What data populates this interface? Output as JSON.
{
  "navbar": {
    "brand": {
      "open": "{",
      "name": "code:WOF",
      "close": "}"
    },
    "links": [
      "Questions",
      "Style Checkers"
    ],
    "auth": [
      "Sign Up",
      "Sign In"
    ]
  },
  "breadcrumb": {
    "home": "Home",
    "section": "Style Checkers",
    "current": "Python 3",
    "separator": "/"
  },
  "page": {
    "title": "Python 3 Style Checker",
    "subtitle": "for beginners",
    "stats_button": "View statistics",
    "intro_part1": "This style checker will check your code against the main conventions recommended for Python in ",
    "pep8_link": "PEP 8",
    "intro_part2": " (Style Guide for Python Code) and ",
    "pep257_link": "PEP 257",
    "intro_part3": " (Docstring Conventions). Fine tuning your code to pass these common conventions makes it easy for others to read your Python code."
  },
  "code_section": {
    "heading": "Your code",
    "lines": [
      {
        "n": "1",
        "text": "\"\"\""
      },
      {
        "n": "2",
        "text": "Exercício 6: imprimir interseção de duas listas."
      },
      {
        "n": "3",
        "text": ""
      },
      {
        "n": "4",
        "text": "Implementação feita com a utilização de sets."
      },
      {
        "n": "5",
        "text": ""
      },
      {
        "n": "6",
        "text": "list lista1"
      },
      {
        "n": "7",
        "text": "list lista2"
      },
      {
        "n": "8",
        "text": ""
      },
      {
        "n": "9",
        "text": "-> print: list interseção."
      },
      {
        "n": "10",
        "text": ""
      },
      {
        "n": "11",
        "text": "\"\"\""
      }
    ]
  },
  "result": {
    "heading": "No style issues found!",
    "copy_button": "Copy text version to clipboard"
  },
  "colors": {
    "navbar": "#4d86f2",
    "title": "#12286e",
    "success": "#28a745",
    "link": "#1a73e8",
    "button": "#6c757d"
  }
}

== == ==

*The request*
Every line that holds the word "interseção" should be extracted.

*Solution*
        "text": "Exercício 6: imprimir interseção de duas listas."
        "text": "-> print: list interseção."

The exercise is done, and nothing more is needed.